> Required task
Reproduce every item below verbatim, keeping each one in its original order and form.

> Records shown
________________

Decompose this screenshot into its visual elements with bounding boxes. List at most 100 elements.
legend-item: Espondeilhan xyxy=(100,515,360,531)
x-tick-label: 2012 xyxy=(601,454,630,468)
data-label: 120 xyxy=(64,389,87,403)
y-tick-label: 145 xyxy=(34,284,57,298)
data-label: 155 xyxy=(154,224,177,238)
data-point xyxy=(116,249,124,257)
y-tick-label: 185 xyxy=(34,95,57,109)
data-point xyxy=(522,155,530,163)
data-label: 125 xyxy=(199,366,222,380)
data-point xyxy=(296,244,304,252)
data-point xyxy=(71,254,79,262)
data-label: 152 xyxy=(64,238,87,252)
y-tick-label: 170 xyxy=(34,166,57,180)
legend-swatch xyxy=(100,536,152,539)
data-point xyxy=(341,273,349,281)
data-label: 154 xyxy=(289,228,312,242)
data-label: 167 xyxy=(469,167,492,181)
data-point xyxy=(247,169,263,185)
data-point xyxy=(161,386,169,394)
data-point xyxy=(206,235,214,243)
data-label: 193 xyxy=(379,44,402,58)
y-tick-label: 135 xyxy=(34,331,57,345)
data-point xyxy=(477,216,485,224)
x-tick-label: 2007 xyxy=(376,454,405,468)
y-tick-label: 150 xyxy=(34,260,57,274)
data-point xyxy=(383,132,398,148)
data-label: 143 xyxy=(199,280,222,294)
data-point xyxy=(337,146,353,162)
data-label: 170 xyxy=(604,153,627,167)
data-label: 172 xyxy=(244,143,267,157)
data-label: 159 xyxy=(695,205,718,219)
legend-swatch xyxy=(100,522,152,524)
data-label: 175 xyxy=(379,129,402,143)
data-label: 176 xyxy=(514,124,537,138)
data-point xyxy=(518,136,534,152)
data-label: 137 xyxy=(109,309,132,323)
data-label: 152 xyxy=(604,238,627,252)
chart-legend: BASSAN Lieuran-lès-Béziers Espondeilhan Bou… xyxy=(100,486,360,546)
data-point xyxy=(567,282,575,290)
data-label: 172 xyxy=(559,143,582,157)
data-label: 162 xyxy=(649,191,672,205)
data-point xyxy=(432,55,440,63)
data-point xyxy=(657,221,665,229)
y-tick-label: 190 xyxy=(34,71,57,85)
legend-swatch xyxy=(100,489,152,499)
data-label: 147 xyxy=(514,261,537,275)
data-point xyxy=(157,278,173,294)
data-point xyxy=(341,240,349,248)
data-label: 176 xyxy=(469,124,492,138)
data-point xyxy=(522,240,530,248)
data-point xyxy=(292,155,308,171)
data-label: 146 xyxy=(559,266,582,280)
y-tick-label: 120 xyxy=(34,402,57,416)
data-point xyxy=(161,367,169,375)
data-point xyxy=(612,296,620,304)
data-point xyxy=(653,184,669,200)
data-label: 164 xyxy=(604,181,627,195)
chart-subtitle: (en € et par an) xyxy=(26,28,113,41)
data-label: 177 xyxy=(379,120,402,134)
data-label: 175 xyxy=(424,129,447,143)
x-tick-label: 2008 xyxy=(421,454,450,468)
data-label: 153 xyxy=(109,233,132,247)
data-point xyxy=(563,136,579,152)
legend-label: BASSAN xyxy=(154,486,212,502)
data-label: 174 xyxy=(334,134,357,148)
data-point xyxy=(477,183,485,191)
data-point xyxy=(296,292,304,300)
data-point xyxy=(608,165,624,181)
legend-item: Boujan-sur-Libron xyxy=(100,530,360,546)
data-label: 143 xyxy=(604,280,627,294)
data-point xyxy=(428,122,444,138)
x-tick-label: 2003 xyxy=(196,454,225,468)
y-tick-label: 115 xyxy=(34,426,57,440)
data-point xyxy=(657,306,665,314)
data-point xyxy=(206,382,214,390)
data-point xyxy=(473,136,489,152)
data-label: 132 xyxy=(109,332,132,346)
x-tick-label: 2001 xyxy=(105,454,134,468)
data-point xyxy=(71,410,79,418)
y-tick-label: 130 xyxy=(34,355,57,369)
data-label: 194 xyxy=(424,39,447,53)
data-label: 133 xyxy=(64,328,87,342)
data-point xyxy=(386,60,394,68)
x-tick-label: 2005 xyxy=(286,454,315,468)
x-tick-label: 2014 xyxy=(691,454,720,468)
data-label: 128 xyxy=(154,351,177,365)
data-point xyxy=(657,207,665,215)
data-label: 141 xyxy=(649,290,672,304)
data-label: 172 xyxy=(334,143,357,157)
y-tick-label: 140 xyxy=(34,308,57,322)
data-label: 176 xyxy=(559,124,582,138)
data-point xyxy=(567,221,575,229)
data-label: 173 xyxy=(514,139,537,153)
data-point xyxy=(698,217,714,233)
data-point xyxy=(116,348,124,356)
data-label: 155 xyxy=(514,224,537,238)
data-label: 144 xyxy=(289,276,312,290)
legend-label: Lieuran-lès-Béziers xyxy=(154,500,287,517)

________________

> The solution
Decompose this screenshot into its visual elements with bounding boxes. List at most 100 elements.
legend-item: Espondeilhan xyxy=(100,515,360,531)
x-tick-label: 2012 xyxy=(601,454,630,468)
data-label: 120 xyxy=(64,389,87,403)
y-tick-label: 145 xyxy=(34,284,57,298)
data-label: 155 xyxy=(154,224,177,238)
data-point xyxy=(116,249,124,257)
y-tick-label: 185 xyxy=(34,95,57,109)
data-point xyxy=(522,155,530,163)
data-label: 125 xyxy=(199,366,222,380)
data-point xyxy=(296,244,304,252)
data-point xyxy=(71,254,79,262)
data-label: 152 xyxy=(64,238,87,252)
y-tick-label: 170 xyxy=(34,166,57,180)
legend-swatch xyxy=(100,536,152,539)
data-point xyxy=(341,273,349,281)
data-label: 154 xyxy=(289,228,312,242)
data-label: 167 xyxy=(469,167,492,181)
data-point xyxy=(247,169,263,185)
data-point xyxy=(161,386,169,394)
data-point xyxy=(206,235,214,243)
data-label: 193 xyxy=(379,44,402,58)
y-tick-label: 135 xyxy=(34,331,57,345)
data-point xyxy=(477,216,485,224)
x-tick-label: 2007 xyxy=(376,454,405,468)
y-tick-label: 150 xyxy=(34,260,57,274)
data-point xyxy=(383,132,398,148)
data-label: 143 xyxy=(199,280,222,294)
data-point xyxy=(337,146,353,162)
data-label: 170 xyxy=(604,153,627,167)
data-label: 172 xyxy=(244,143,267,157)
data-label: 159 xyxy=(695,205,718,219)
legend-swatch xyxy=(100,522,152,524)
data-label: 175 xyxy=(379,129,402,143)
data-label: 176 xyxy=(514,124,537,138)
data-point xyxy=(518,136,534,152)
data-label: 137 xyxy=(109,309,132,323)
data-label: 152 xyxy=(604,238,627,252)
chart-legend: BASSAN Lieuran-lès-Béziers Espondeilhan Bou… xyxy=(100,486,360,546)
data-point xyxy=(567,282,575,290)
data-label: 172 xyxy=(559,143,582,157)
data-label: 162 xyxy=(649,191,672,205)
data-point xyxy=(432,55,440,63)
data-point xyxy=(657,221,665,229)
y-tick-label: 190 xyxy=(34,71,57,85)
legend-swatch xyxy=(100,489,152,499)
data-label: 147 xyxy=(514,261,537,275)
data-point xyxy=(157,278,173,294)
data-point xyxy=(341,240,349,248)
data-label: 176 xyxy=(469,124,492,138)
data-point xyxy=(522,240,530,248)
data-point xyxy=(292,155,308,171)
data-label: 146 xyxy=(559,266,582,280)
y-tick-label: 120 xyxy=(34,402,57,416)
data-point xyxy=(161,367,169,375)
data-point xyxy=(612,296,620,304)
data-point xyxy=(653,184,669,200)
data-label: 164 xyxy=(604,181,627,195)
chart-subtitle: (en € et par an) xyxy=(26,28,113,41)
data-label: 177 xyxy=(379,120,402,134)
data-label: 175 xyxy=(424,129,447,143)
x-tick-label: 2008 xyxy=(421,454,450,468)
data-label: 153 xyxy=(109,233,132,247)
data-point xyxy=(563,136,579,152)
legend-label: BASSAN xyxy=(154,486,212,502)
data-label: 174 xyxy=(334,134,357,148)
data-point xyxy=(477,183,485,191)
data-point xyxy=(296,292,304,300)
data-point xyxy=(608,165,624,181)
legend-item: Boujan-sur-Libron xyxy=(100,530,360,546)
data-label: 143 xyxy=(604,280,627,294)
data-point xyxy=(428,122,444,138)
x-tick-label: 2003 xyxy=(196,454,225,468)
y-tick-label: 115 xyxy=(34,426,57,440)
data-point xyxy=(657,306,665,314)
data-point xyxy=(206,382,214,390)
data-point xyxy=(473,136,489,152)
data-label: 132 xyxy=(109,332,132,346)
x-tick-label: 2001 xyxy=(105,454,134,468)
data-point xyxy=(71,410,79,418)
y-tick-label: 130 xyxy=(34,355,57,369)
data-label: 194 xyxy=(424,39,447,53)
data-label: 133 xyxy=(64,328,87,342)
data-point xyxy=(386,60,394,68)
x-tick-label: 2005 xyxy=(286,454,315,468)
x-tick-label: 2014 xyxy=(691,454,720,468)
data-label: 128 xyxy=(154,351,177,365)
data-point xyxy=(657,207,665,215)
data-label: 141 xyxy=(649,290,672,304)
data-label: 172 xyxy=(334,143,357,157)
y-tick-label: 140 xyxy=(34,308,57,322)
data-label: 176 xyxy=(559,124,582,138)
data-point xyxy=(567,221,575,229)
data-label: 173 xyxy=(514,139,537,153)
data-point xyxy=(698,217,714,233)
data-point xyxy=(116,348,124,356)
data-label: 155 xyxy=(514,224,537,238)
data-label: 144 xyxy=(289,276,312,290)
legend-label: Lieuran-lès-Béziers xyxy=(154,500,287,517)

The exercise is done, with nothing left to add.